Every line below that contains "xlabel" is to be copied.

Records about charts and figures
----
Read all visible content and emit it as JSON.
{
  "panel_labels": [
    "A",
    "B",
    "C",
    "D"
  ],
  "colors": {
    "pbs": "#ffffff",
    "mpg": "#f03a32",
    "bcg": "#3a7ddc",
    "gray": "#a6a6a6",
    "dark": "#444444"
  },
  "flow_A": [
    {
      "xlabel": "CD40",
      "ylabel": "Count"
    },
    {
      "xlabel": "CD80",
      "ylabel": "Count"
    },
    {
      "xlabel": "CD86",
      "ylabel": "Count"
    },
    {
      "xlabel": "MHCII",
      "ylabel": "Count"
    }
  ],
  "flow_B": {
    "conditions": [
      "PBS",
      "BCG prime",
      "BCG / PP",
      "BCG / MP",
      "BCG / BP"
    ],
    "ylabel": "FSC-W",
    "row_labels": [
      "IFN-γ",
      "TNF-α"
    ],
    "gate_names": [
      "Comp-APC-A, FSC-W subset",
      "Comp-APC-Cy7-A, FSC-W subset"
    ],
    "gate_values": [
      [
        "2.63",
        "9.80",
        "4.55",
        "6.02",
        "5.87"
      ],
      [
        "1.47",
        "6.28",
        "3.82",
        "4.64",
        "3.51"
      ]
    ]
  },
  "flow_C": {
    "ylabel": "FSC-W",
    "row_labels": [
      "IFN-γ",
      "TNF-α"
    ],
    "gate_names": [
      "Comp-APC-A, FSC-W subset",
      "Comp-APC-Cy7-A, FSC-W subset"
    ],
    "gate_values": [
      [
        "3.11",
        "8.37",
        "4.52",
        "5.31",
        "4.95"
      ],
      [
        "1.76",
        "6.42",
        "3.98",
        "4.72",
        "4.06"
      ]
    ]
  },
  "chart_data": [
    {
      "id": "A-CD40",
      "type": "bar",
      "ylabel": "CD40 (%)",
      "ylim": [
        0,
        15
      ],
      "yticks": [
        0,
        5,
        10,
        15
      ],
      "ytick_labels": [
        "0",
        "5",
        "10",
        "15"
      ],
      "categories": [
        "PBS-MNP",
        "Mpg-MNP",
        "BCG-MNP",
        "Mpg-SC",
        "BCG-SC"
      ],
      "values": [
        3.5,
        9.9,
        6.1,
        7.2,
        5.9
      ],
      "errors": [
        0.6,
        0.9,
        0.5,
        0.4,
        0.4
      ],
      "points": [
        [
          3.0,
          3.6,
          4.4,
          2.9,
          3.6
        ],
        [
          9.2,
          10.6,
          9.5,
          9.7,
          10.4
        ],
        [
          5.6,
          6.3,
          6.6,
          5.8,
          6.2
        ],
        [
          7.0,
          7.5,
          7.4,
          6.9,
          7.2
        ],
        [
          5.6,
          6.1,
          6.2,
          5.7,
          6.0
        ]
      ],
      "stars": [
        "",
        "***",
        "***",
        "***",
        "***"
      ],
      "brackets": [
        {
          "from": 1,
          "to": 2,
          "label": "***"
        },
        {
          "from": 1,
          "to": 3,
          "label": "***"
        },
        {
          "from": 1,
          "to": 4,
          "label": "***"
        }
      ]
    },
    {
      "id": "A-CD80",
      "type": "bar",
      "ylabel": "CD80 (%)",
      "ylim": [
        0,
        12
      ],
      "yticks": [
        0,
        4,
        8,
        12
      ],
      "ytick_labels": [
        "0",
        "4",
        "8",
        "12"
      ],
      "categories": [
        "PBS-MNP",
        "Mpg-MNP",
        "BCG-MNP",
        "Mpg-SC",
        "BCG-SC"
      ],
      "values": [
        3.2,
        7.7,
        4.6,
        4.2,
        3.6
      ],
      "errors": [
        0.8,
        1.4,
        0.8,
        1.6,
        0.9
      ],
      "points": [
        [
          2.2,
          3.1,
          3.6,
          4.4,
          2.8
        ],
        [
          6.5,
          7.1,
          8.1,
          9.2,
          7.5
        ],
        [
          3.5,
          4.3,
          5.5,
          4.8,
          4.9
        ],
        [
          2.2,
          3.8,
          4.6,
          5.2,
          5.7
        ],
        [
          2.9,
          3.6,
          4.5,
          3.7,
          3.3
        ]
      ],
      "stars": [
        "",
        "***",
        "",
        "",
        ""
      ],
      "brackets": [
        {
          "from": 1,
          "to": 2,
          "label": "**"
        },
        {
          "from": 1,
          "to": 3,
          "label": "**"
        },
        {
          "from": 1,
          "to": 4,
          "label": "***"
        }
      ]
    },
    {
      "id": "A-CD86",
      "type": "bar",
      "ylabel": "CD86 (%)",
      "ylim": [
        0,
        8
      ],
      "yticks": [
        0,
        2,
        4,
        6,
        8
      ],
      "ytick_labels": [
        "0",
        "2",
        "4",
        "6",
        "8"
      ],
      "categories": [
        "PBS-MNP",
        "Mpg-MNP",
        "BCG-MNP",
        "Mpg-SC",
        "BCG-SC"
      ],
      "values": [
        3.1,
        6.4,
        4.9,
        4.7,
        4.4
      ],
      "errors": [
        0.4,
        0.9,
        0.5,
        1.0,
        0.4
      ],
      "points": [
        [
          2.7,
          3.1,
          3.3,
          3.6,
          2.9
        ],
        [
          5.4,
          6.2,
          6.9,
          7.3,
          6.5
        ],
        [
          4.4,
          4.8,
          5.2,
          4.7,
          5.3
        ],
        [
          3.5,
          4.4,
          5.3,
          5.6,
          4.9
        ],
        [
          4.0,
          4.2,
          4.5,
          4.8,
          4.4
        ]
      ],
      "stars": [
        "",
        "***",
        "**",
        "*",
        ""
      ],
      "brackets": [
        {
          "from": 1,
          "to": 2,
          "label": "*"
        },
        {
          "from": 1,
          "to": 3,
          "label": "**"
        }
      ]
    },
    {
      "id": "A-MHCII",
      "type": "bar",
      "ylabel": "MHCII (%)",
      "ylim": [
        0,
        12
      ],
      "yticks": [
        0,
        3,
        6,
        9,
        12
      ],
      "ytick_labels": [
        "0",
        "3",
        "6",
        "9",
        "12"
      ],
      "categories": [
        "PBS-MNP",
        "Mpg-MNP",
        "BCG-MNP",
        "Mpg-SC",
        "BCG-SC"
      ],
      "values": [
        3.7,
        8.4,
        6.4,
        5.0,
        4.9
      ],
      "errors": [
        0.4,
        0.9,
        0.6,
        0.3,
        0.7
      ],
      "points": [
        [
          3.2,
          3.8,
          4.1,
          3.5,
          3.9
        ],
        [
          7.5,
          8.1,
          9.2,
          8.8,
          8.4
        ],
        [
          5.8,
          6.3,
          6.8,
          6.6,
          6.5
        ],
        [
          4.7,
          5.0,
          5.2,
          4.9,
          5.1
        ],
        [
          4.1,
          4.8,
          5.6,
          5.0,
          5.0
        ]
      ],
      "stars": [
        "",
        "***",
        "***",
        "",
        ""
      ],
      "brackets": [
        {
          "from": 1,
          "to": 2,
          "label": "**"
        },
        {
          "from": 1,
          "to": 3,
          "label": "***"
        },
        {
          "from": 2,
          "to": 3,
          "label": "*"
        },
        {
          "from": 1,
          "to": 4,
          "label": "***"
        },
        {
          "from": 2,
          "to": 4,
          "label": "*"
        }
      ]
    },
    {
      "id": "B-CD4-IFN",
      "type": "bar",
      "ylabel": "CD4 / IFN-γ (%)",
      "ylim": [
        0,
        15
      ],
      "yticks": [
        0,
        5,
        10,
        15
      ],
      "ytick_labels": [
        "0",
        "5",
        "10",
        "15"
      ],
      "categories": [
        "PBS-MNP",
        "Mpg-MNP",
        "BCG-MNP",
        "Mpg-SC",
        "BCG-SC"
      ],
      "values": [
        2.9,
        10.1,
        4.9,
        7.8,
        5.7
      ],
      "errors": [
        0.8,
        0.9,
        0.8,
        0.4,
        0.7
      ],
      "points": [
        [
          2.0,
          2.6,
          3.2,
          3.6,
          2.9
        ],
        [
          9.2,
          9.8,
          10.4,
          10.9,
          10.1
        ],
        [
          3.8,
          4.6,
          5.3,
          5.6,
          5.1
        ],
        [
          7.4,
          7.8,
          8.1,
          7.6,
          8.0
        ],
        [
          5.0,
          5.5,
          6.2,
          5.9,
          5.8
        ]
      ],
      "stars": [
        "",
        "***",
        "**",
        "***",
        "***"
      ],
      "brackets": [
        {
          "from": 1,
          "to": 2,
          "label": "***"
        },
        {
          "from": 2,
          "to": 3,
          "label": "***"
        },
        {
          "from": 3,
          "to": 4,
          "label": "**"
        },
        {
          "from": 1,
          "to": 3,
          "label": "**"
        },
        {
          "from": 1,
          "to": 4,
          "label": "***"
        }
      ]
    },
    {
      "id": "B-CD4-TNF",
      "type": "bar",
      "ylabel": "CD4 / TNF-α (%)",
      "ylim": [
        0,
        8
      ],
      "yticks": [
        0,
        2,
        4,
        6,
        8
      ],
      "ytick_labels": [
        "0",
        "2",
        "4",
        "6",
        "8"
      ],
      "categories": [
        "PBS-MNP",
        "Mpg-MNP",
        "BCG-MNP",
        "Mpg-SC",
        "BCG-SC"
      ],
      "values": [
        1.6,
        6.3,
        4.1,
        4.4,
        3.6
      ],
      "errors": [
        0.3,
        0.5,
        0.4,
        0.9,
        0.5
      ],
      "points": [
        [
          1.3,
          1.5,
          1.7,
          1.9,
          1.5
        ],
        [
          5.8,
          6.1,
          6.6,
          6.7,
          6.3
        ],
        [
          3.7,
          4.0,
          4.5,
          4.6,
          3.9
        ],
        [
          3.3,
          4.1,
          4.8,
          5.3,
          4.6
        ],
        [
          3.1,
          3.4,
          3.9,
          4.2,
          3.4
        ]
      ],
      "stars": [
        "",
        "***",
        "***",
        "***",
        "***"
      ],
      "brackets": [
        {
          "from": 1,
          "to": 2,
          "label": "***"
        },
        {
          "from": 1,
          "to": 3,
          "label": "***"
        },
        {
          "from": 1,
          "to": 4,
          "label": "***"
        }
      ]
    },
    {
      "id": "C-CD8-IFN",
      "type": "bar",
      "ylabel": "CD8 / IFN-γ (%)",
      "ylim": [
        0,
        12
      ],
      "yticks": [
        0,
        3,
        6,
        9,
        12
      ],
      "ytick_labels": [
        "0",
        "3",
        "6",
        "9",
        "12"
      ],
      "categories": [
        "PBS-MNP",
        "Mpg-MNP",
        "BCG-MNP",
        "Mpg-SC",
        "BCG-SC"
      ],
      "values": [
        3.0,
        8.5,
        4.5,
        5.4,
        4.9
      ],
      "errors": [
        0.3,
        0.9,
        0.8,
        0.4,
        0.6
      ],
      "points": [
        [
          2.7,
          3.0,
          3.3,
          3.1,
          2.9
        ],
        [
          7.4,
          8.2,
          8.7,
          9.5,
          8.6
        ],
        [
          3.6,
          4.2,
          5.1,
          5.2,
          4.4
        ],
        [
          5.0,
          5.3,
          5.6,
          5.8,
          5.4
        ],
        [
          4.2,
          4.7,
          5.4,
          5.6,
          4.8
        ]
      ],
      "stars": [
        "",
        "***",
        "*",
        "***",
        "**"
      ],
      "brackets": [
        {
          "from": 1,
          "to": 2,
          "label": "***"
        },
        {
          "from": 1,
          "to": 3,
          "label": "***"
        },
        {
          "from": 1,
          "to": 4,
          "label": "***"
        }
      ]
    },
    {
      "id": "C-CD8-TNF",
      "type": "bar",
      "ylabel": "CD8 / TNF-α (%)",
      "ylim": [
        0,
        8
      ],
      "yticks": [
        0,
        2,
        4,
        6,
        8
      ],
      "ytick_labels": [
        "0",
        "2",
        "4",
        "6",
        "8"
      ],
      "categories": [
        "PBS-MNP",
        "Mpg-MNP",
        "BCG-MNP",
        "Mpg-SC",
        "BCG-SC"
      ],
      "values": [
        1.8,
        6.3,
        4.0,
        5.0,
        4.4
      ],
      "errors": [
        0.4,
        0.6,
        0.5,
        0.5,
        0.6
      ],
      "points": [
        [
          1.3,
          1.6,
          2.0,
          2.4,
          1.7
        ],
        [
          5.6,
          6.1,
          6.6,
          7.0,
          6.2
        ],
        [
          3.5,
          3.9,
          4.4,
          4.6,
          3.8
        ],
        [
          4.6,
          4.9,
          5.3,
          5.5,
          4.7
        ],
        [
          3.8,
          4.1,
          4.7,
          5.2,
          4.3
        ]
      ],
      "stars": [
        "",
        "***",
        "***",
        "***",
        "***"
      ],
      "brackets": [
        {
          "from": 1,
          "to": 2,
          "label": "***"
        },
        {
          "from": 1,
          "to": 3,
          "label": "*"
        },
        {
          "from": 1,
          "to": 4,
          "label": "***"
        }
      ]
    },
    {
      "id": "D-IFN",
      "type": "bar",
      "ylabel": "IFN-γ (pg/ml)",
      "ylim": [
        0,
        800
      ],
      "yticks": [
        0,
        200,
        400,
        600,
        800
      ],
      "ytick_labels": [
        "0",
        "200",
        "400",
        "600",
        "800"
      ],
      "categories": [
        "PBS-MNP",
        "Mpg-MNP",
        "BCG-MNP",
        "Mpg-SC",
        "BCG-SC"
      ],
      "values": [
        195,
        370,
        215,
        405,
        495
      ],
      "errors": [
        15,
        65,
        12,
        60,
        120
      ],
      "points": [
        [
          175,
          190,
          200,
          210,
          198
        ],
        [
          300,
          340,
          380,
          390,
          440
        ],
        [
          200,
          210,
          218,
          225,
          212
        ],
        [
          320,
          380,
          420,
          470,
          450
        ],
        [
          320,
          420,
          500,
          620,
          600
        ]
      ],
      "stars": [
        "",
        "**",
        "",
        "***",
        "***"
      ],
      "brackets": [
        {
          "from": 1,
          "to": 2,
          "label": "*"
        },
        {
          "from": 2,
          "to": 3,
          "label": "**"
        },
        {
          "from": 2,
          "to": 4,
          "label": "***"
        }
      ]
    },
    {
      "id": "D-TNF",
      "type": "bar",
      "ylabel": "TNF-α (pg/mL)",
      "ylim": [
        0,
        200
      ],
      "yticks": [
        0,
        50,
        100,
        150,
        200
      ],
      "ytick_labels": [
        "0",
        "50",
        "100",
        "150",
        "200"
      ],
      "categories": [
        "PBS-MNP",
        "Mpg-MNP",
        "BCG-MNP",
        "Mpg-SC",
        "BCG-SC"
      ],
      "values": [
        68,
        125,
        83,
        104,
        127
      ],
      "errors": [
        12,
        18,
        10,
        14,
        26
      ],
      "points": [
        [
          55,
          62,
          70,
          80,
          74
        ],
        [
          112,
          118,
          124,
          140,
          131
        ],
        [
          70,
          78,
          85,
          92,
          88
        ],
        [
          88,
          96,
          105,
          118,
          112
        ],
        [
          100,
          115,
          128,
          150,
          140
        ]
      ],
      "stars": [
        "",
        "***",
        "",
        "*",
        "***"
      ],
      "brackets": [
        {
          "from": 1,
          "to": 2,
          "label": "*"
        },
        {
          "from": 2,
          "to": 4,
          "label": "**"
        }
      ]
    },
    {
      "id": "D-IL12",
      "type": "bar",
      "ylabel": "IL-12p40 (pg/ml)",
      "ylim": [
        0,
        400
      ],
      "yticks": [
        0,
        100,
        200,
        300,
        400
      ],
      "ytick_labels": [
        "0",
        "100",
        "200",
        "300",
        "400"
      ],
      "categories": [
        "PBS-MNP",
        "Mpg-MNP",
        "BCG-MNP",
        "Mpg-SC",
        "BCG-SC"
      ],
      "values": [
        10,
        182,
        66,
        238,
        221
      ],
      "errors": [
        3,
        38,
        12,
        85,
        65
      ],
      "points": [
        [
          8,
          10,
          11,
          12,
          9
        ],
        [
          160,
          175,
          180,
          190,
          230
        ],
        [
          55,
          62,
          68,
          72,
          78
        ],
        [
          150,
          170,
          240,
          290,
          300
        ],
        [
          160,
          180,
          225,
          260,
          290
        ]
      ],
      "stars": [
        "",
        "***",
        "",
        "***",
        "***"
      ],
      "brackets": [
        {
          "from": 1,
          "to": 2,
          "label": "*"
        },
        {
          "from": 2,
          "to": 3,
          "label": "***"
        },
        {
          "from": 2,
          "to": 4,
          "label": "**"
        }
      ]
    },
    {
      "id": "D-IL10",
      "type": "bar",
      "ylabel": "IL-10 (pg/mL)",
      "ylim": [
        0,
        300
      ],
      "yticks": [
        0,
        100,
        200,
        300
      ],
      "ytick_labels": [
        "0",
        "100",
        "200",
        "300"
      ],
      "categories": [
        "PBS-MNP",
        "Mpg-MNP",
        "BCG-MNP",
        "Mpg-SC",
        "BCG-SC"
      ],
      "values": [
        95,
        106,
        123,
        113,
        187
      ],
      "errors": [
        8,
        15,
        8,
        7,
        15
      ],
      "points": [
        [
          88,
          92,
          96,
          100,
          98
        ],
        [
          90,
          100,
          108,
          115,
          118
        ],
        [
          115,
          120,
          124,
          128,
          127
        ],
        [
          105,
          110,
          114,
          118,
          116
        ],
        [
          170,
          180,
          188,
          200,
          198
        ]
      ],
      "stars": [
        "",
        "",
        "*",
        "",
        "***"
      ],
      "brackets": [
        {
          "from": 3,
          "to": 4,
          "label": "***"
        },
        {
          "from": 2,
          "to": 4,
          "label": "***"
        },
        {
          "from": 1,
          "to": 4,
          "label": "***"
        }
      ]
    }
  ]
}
----
● **OUTPUT OF THE EXERCISE**:
      "xlabel": "CD40",
      "xlabel": "CD80",
      "xlabel": "CD86",
      "xlabel": "MHCII",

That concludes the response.